━━━━━ Source extract

# Gelman Against Parsimony

post by lukeprog · 2013-11-24T15:23:32.773Z · LW · GW · Legacy · 24 commentsIn two posts, Bayesian stats guru Andrew Gelman argues against parsimony, though it seems to be favored 'round these parts, in particular Solomonoff Induction and BIC as imperfect formalizations of Occam's Razor.

Gelman says:

I’ve never seen any good general justification for parsimony...

Maybe it’s because I work in social science, but my feeling is: if you can approximate reality with just a few parameters, fine. If you can use more parameters to fold in more information, that’s even better.

In practice, I often use simple models–because they are less effort to fit and, especially, to understand. But I don’t kid myself that they’re better than more complicated efforts!

My favorite quote on this comes from Radford Neal‘s book,

Bayesian Learning for Neural Networks, pp. 103-104: "Sometimes a simple model will outperform a more complex model . . . Nevertheless, I believe that deliberately limiting the complexity of the model is not fruitful when the problem is evidently complex. Instead, if a simple model is found that outperforms some particular complex model, the appropriate response is to define a different complex model that captures whatever aspect of the problem led to the simple model performing well."...

...ideas like minimum-description-length, parsimony, and Akaike’s information criterion, are particularly relevant when models are estimated using least squares, maximum likelihood, or some other similar optimization method.

When using hierarchical models, we can avoid overfitting and get good descriptions without using parsimony–the idea is that the many parameters of the model are themselves modeled. See here for some discussion of Radford Neal’s ideas in favor of complex models, and see here for an example from my own applied research.

## 24 comments

Comments sorted by top scores.

## comment by drethelin · 2013-11-24T17:57:41.476Z · LW(p) · GW(p)

eh, this just seems like a repeat of arguments against greedy reductionism. Parsimony is good except when it loses information, but if you're losing information you're not being parsimonious correctly.

Replies from: timtyler## ↑ comment by timtyler · 2013-11-25T11:30:56.112Z · LW(p) · GW(p)

Parsimony is good except when it loses information, but if you're losing information you're not being parsimonious correctly.

So: Hamilton's rule is not being parsimonious "correctly"?

Replies from: drethelin## ↑ comment by drethelin · 2013-11-25T19:33:41.600Z · LW(p) · GW(p)

probably not. I'm not exactly sure what you mean by this question since I don't full understand hamilton's rule but in general evolutionary stuff only needs to be close enough to correct rather than actually correct.

━━━━━━━━━━

* **Description of the task**:
Please extend the parsimony thread, picking up after its final reply. The lines placed here come from a different source than the parsimony thread.

━━━━━ Information provided

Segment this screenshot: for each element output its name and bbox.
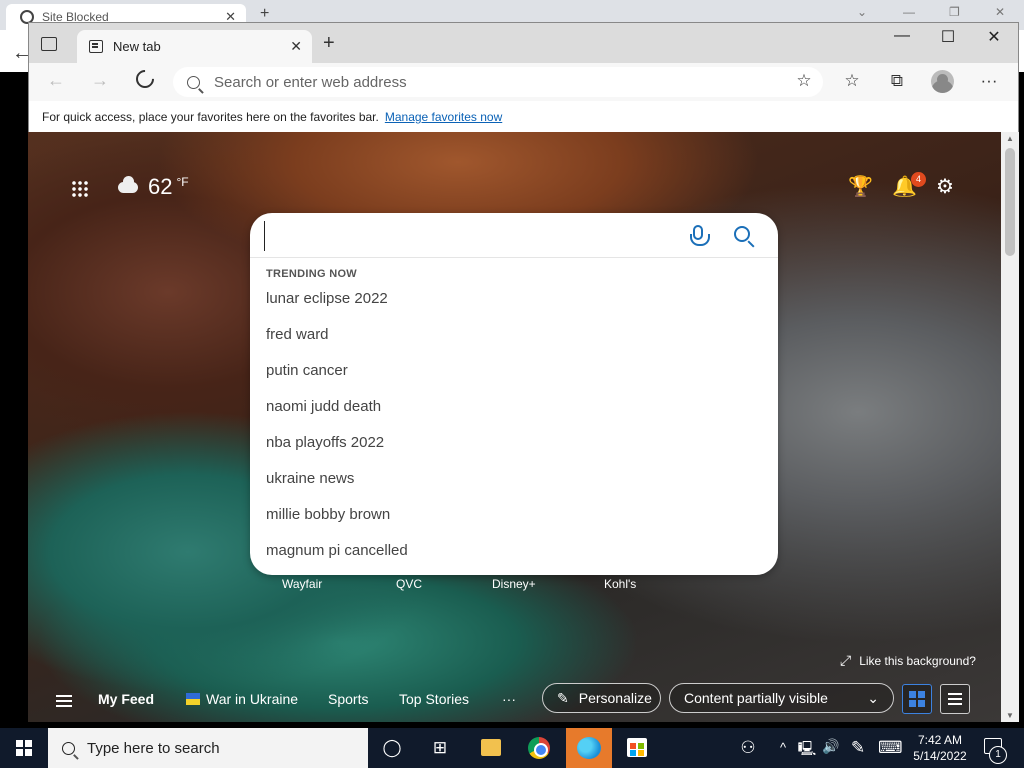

━━━━━━━━━━

* **Task response**:
Replies from: timtyler## comment by Cyan · 2013-11-25T22:07:19.463Z · LW(p) · GW(p)

Gelman wants to throw everything he can into his models -- and then use multilevel (a.k.a. hierarchical) models to share information between exchangeable (or conditionally exchangeable) batches of parameters. The key concept: multilevel model structure makes the "effective number of parameters" become a quantity that is itself inferred from the data. So he can afford to take his "against parsimony" stance (which is really a stance against leaving *potentially* useful predictors out of his models) because his default model choice will induce parsimony just when the data warrant it.

## ↑ comment by gwern · 2013-11-26T01:31:56.408Z · LW(p) · GW(p)

I think one of Gelman's comments in the first link is helpful:

In principle, models (at least for social-science phenomena) should be ever-expanding flowers that have have within them the capacity to handle small data sets (in which case, inferences will be pulled toward prior knowledge) or large data sets (in which case, the model will automatically unfold to allow the data to reveal more about the phenomenon under study). A single model will have zillions of parameters, most of which will barely be "activated" if sample size is not large.

In practice, those of us who rely on regression-type models and estimation procedures can easily lose control of large models when fit to small datasets. So, in practice, we start with simple models that we understand, and then we complexify them as needed. This has sometimes been formalized as a "sieve" of models and is also related to Cantor's "diagonal" argument from set theory. (In this context, I'm saying that for any finite class of models, there will be a dataset for which these models don't fit, thus requiring model expansion.)

## comment by Daniel_Burfoot · 2013-11-24T18:26:45.099Z · LW(p) · GW(p)

I’ve never seen any good general justification for parsimony...

This is a strange statement for a Bayesian to make. Perhaps he means that there is no reason to require *absolute* parsimony, which is true; sometimes if you have enough data you can justify the use of complex models. But Bayesian methods certainly require *relative* parsimony, in the sense that the model complexity needs to be small compared to the quantity of information being modeled. Formally, let A be the entropy of the prior distribution, and B be the mutual information between the observed data and the model parameter(s). Then unless A is small compared to B (relative parsimony), Bayesian updates won't substantially shift belief away from the prior, and the posterior will be just a minor modification of the prior, so the whole process of obtaining data and performing inference will have produced no actual change in belief.

The difference between the MDL philosophy and the Bayesian philosophy is actually quite minor. There are some esoteric technical arguments about things like whether one method or the other converges in the limit of infinite data, but at the end of the day the two philosophies say almost exactly the same thing.

Replies from: timtyler## ↑ comment by timtyler · 2013-11-26T11:03:39.927Z · LW(p) · GW(p)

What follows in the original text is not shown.